### What you should do
Print the records below exactly, with no pictures.
========================
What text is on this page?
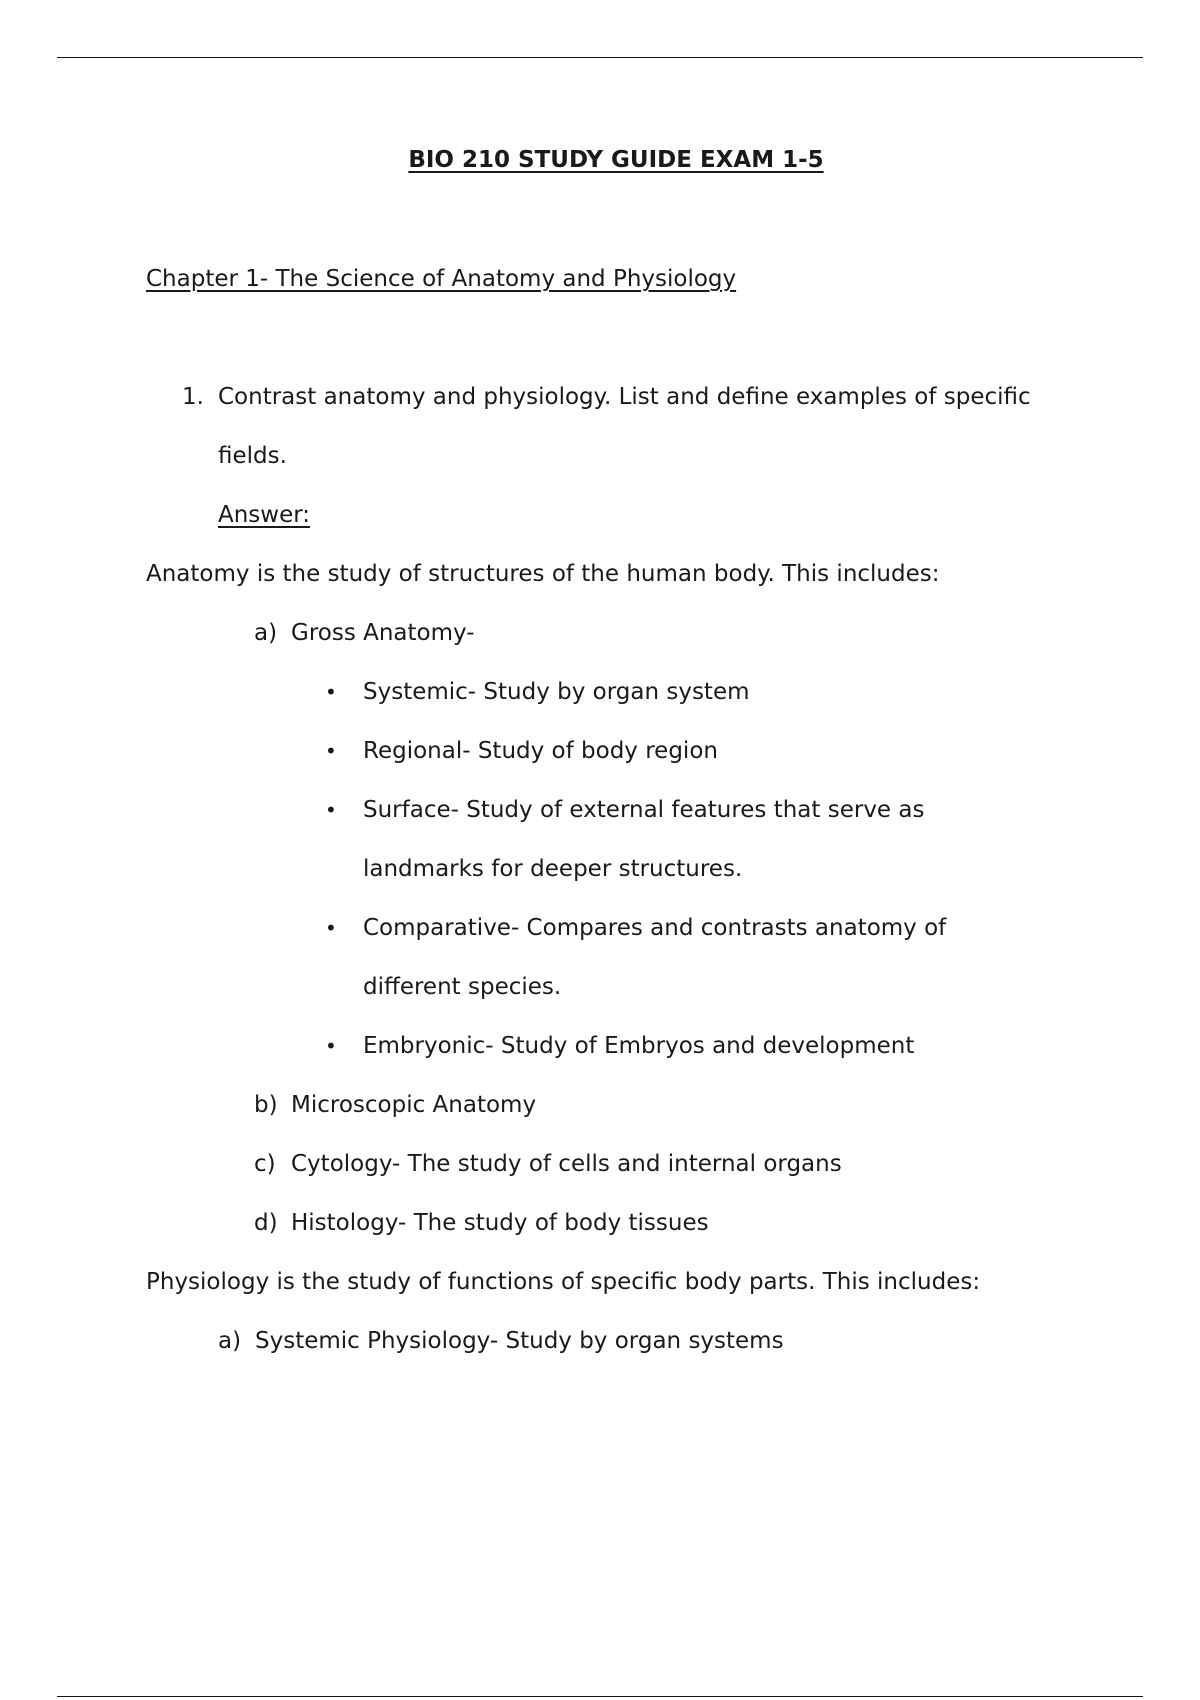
BIO 210 STUDY GUIDE EXAM 1-5
Chapter 1- The Science of Anatomy and Physiology
1. Contrast anatomy and physiology. List and define examples of specific
fields.
Answer:
Anatomy is the study of structures of the human body. This includes:
a) Gross Anatomy-
• Systemic- Study by organ system
• Regional- Study of body region
• Surface- Study of external features that serve as
landmarks for deeper structures.
• Comparative- Compares and contrasts anatomy of
different species.
• Embryonic- Study of Embryos and development
b) Microscopic Anatomy
c) Cytology- The study of cells and internal organs
d) Histology- The study of body tissues
Physiology is the study of functions of specific body parts. This includes:
a) Systemic Physiology- Study by organ systems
========================
### Task output
What text is on this page?
BIO 210 STUDY GUIDE EXAM 1-5
Chapter 1- The Science of Anatomy and Physiology
1. Contrast anatomy and physiology. List and define examples of specific
fields.
Answer:
Anatomy is the study of structures of the human body. This includes:
a) Gross Anatomy-
• Systemic- Study by organ system
• Regional- Study of body region
• Surface- Study of external features that serve as
landmarks for deeper structures.
• Comparative- Compares and contrasts anatomy of
different species.
• Embryonic- Study of Embryos and development
b) Microscopic Anatomy
c) Cytology- The study of cells and internal organs
d) Histology- The study of body tissues
Physiology is the study of functions of specific body parts. This includes:
a) Systemic Physiology- Study by organ systems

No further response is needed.